Dataset entries:
-.-.-

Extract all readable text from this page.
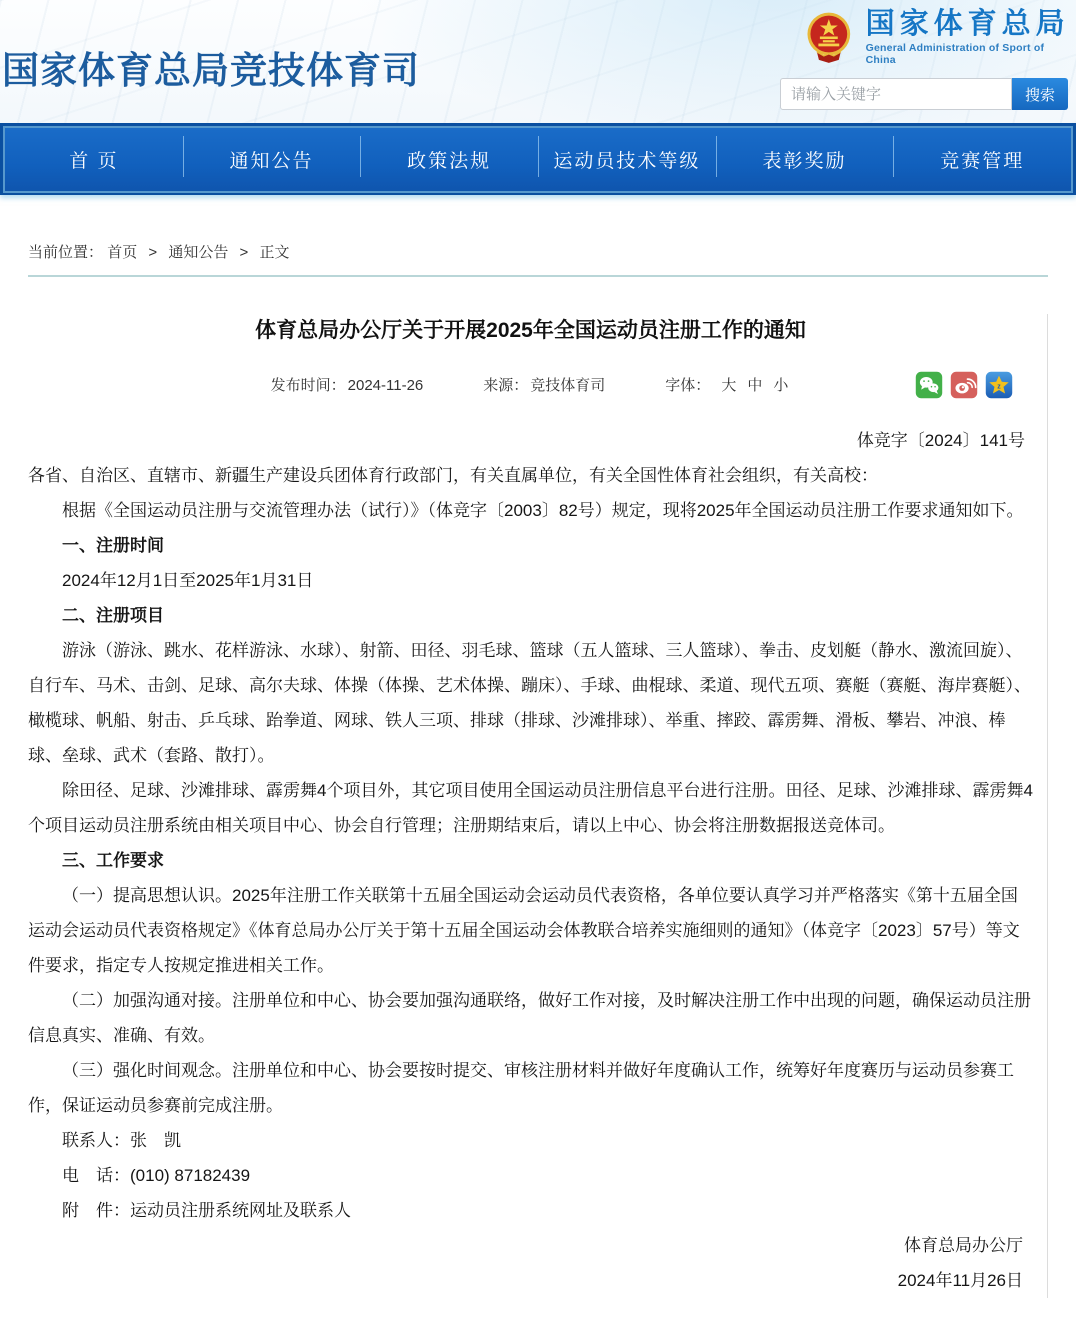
国家体育总局竞技体育司
国家体育总局
General Administration of Sport of China
请输入关键字
搜索
首 页	通知公告	政策法规	运动员技术等级	表彰奖励	竞赛管理
当前位置： 首页 > 通知公告 > 正文
体育总局办公厅关于开展2025年全国运动员注册工作的通知
发布时间： 2024-11-26	来源： 竞技体育司	字体： 大 中 小	z

体竞字〔2024〕141号

各省、自治区、直辖市、新疆生产建设兵团体育行政部门，有关直属单位，有关全国性体育社会组织，有关高校：

根据《全国运动员注册与交流管理办法（试行）》（体竞字〔2003〕82号）规定，现将2025年全国运动员注册工作要求通知如下。

一、注册时间

2024年12月1日至2025年1月31日

二、注册项目

游泳（游泳、跳水、花样游泳、水球）、射箭、田径、羽毛球、篮球（五人篮球、三人篮球）、拳击、皮划艇（静水、激流回旋）、自行车、马术、击剑、足球、高尔夫球、体操（体操、艺术体操、蹦床）、手球、曲棍球、柔道、现代五项、赛艇（赛艇、海岸赛艇）、橄榄球、帆船、射击、乒乓球、跆拳道、网球、铁人三项、排球（排球、沙滩排球）、举重、摔跤、霹雳舞、滑板、攀岩、冲浪、棒球、垒球、武术（套路、散打）。

除田径、足球、沙滩排球、霹雳舞4个项目外，其它项目使用全国运动员注册信息平台进行注册。田径、足球、沙滩排球、霹雳舞4个项目运动员注册系统由相关项目中心、协会自行管理；注册期结束后，请以上中心、协会将注册数据报送竞体司。

三、工作要求

（一）提高思想认识。2025年注册工作关联第十五届全国运动会运动员代表资格，各单位要认真学习并严格落实《第十五届全国运动会运动员代表资格规定》《体育总局办公厅关于第十五届全国运动会体教联合培养实施细则的通知》（体竞字〔2023〕57号）等文件要求，指定专人按规定推进相关工作。

（二）加强沟通对接。注册单位和中心、协会要加强沟通联络，做好工作对接，及时解决注册工作中出现的问题，确保运动员注册信息真实、准确、有效。

（三）强化时间观念。注册单位和中心、协会要按时提交、审核注册材料并做好年度确认工作，统筹好年度赛历与运动员参赛工作，保证运动员参赛前完成注册。

联系人：张　凯

电　话：(010) 87182439

附　件：运动员注册系统网址及联系人

体育总局办公厅

2024年11月26日
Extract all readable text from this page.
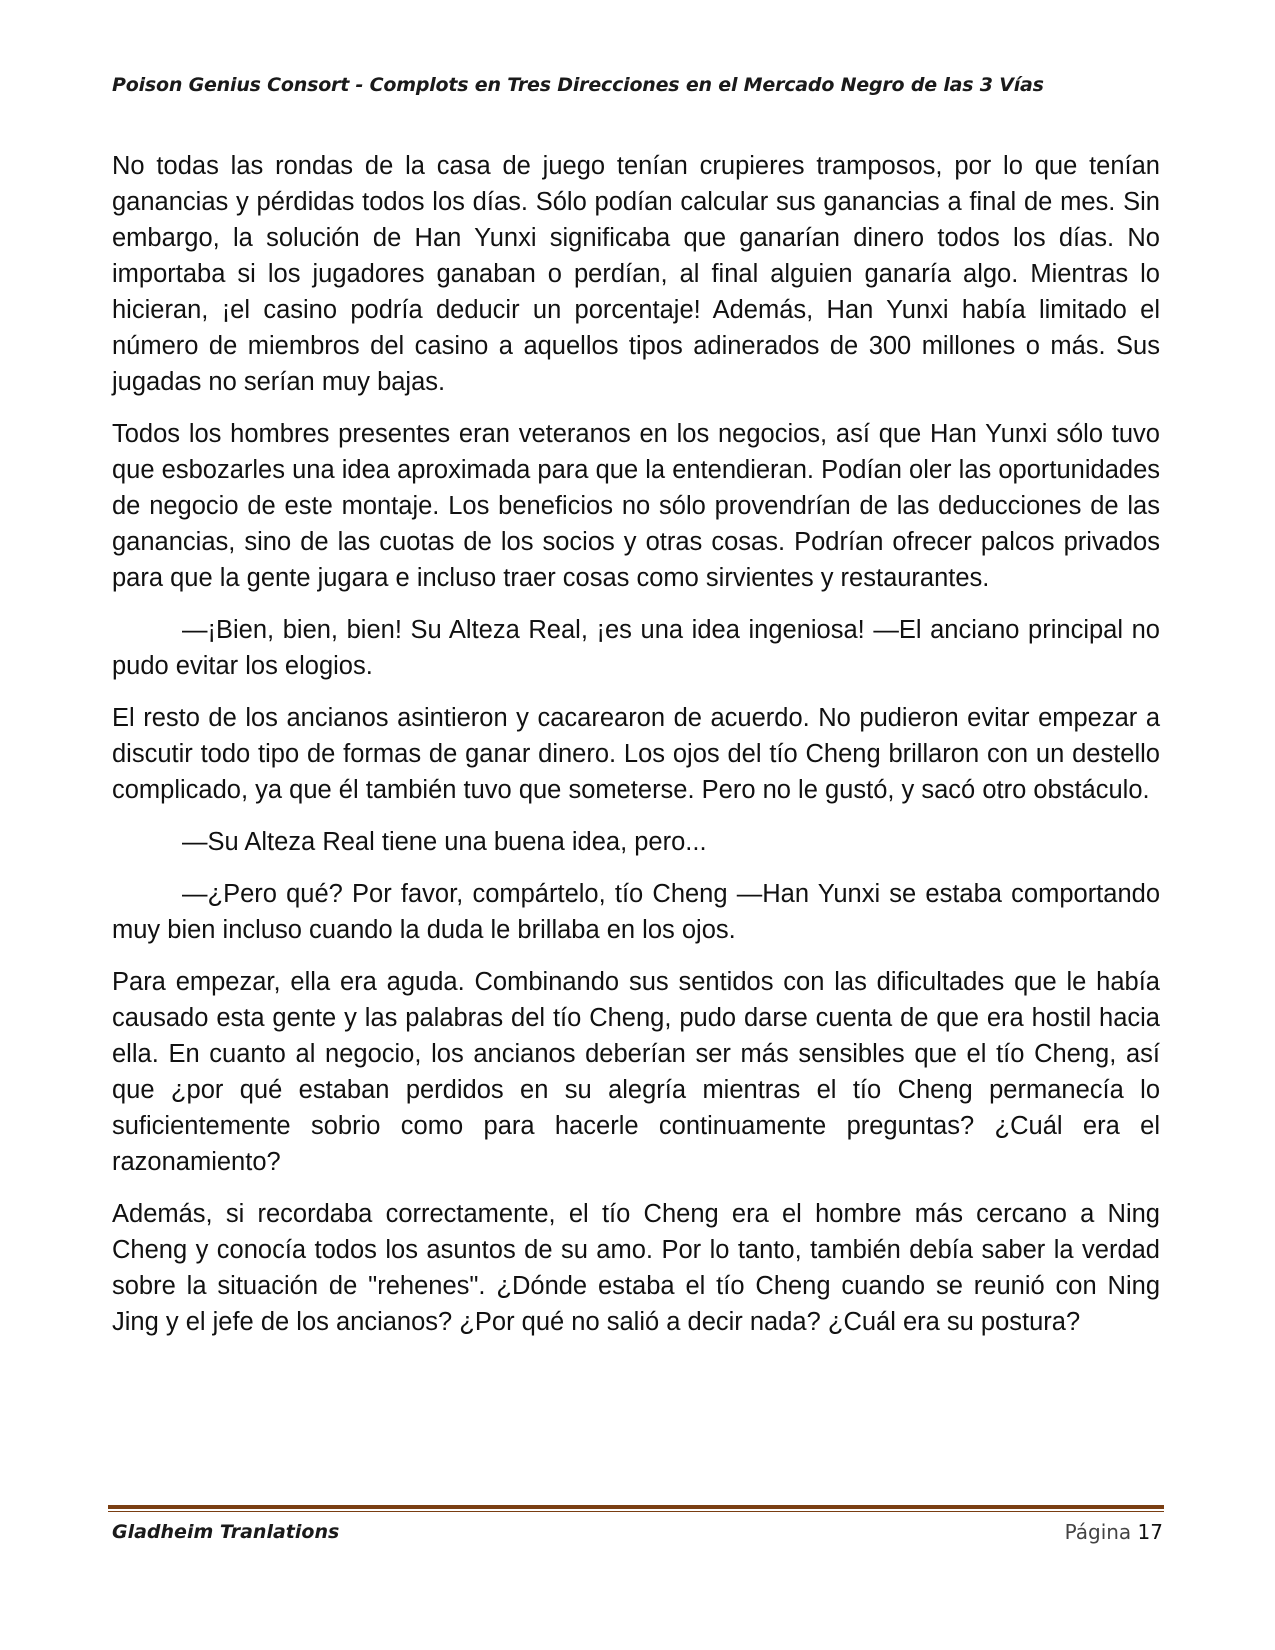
Poison Genius Consort - Complots en Tres Direcciones en el Mercado Negro de las 3 Vías

No todas las rondas de la casa de juego tenían crupieres tramposos, por lo que tenían ganancias y pérdidas todos los días. Sólo podían calcular sus ganancias a final de mes. Sin embargo, la solución de Han Yunxi significaba que ganarían dinero todos los días. No importaba si los jugadores ganaban o perdían, al final alguien ganaría algo. Mientras lo hicieran, ¡el casino podría deducir un porcentaje! Además, Han Yunxi había limitado el número de miembros del casino a aquellos tipos adinerados de 300 millones o más. Sus jugadas no serían muy bajas.

Todos los hombres presentes eran veteranos en los negocios, así que Han Yunxi sólo tuvo que esbozarles una idea aproximada para que la entendieran. Podían oler las oportunidades de negocio de este montaje. Los beneficios no sólo provendrían de las deducciones de las ganancias, sino de las cuotas de los socios y otras cosas. Podrían ofrecer palcos privados para que la gente jugara e incluso traer cosas como sirvientes y restaurantes.

—¡Bien, bien, bien! Su Alteza Real, ¡es una idea ingeniosa! —El anciano principal no pudo evitar los elogios.

El resto de los ancianos asintieron y cacarearon de acuerdo. No pudieron evitar empezar a discutir todo tipo de formas de ganar dinero. Los ojos del tío Cheng brillaron con un destello complicado, ya que él también tuvo que someterse. Pero no le gustó, y sacó otro obstáculo.

—Su Alteza Real tiene una buena idea, pero...

—¿Pero qué? Por favor, compártelo, tío Cheng —Han Yunxi se estaba comportando muy bien incluso cuando la duda le brillaba en los ojos.

Para empezar, ella era aguda. Combinando sus sentidos con las dificultades que le había causado esta gente y las palabras del tío Cheng, pudo darse cuenta de que era hostil hacia ella. En cuanto al negocio, los ancianos deberían ser más sensibles que el tío Cheng, así que ¿por qué estaban perdidos en su alegría mientras el tío Cheng permanecía lo suficientemente sobrio como para hacerle continuamente preguntas? ¿Cuál era el razonamiento?

Además, si recordaba correctamente, el tío Cheng era el hombre más cercano a Ning Cheng y conocía todos los asuntos de su amo. Por lo tanto, también debía saber la verdad sobre la situación de "rehenes". ¿Dónde estaba el tío Cheng cuando se reunió con Ning Jing y el jefe de los ancianos? ¿Por qué no salió a decir nada? ¿Cuál era su postura?

Gladheim Tranlations	Página 17
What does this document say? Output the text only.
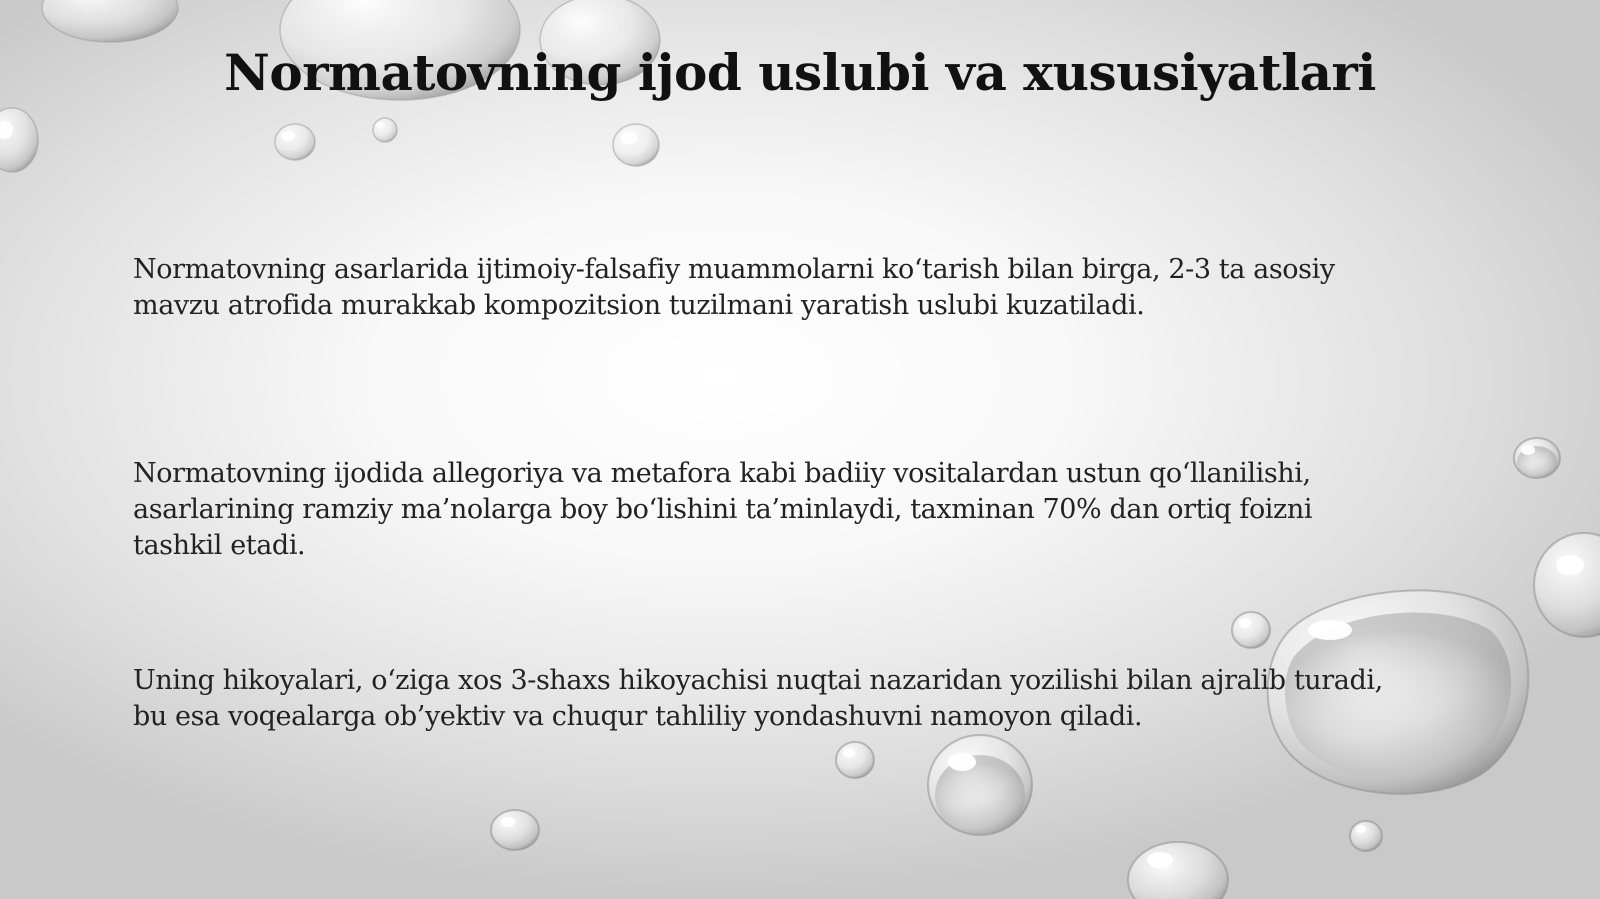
Normatovning ijod uslubi va xususiyatlari

Normatovning asarlarida ijtimoiy-falsafiy muammolarni ko‘tarish bilan birga, 2-3 ta asosiy
mavzu atrofida murakkab kompozitsion tuzilmani yaratish uslubi kuzatiladi.

Normatovning ijodida allegoriya va metafora kabi badiiy vositalardan ustun qo‘llanilishi,
asarlarining ramziy ma’nolarga boy bo‘lishini ta’minlaydi, taxminan 70% dan ortiq foizni
tashkil etadi.

Uning hikoyalari, o‘ziga xos 3-shaxs hikoyachisi nuqtai nazaridan yozilishi bilan ajralib turadi,
bu esa voqealarga ob’yektiv va chuqur tahliliy yondashuvni namoyon qiladi.
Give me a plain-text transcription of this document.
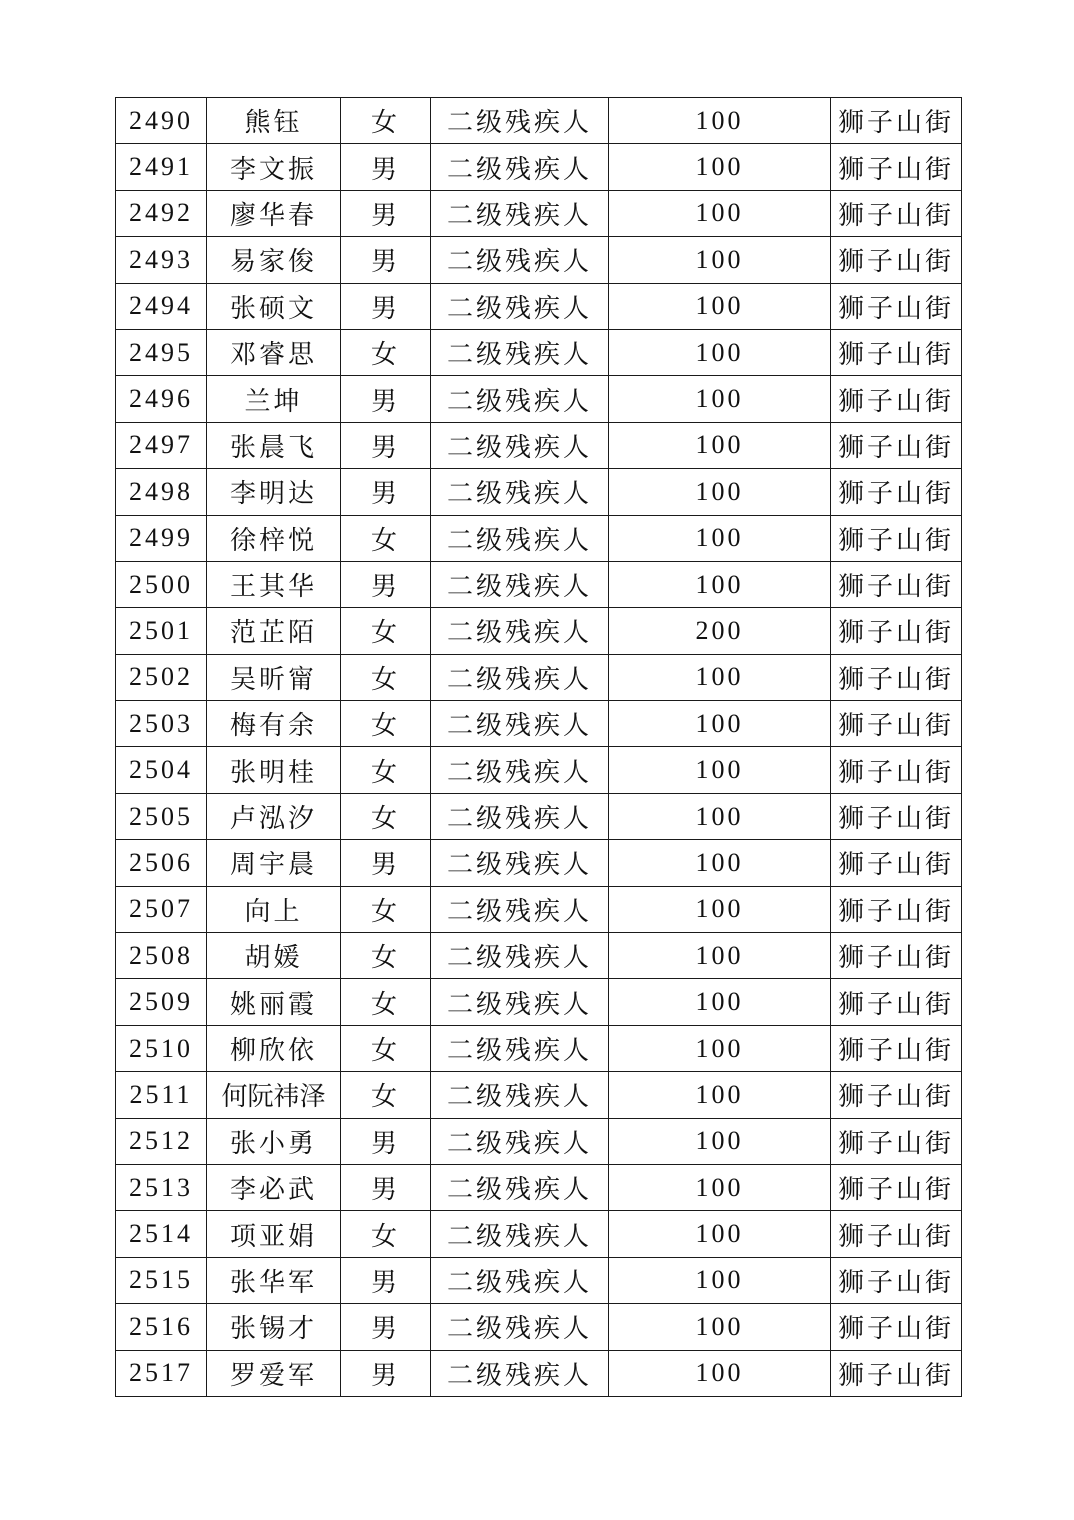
2490	熊钰	女	二级残疾人	100	狮子山街
2491	李文振	男	二级残疾人	100	狮子山街
2492	廖华春	男	二级残疾人	100	狮子山街
2493	易家俊	男	二级残疾人	100	狮子山街
2494	张硕文	男	二级残疾人	100	狮子山街
2495	邓睿思	女	二级残疾人	100	狮子山街
2496	兰坤	男	二级残疾人	100	狮子山街
2497	张晨飞	男	二级残疾人	100	狮子山街
2498	李明达	男	二级残疾人	100	狮子山街
2499	徐梓悦	女	二级残疾人	100	狮子山街
2500	王其华	男	二级残疾人	100	狮子山街
2501	范芷陌	女	二级残疾人	200	狮子山街
2502	吴昕甯	女	二级残疾人	100	狮子山街
2503	梅有余	女	二级残疾人	100	狮子山街
2504	张明桂	女	二级残疾人	100	狮子山街
2505	卢泓汐	女	二级残疾人	100	狮子山街
2506	周宇晨	男	二级残疾人	100	狮子山街
2507	向上	女	二级残疾人	100	狮子山街
2508	胡媛	女	二级残疾人	100	狮子山街
2509	姚丽霞	女	二级残疾人	100	狮子山街
2510	柳欣依	女	二级残疾人	100	狮子山街
2511	何阮祎泽	女	二级残疾人	100	狮子山街
2512	张小勇	男	二级残疾人	100	狮子山街
2513	李必武	男	二级残疾人	100	狮子山街
2514	项亚娟	女	二级残疾人	100	狮子山街
2515	张华军	男	二级残疾人	100	狮子山街
2516	张锡才	男	二级残疾人	100	狮子山街
2517	罗爱军	男	二级残疾人	100	狮子山街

-.-.-

From the entries above, copy every line containing the word "uslubi".

Right answer:
Normatovning ijod uslubi va xususiyatlari
mavzu atrofida murakkab kompozitsion tuzilmani yaratish uslubi kuzatiladi.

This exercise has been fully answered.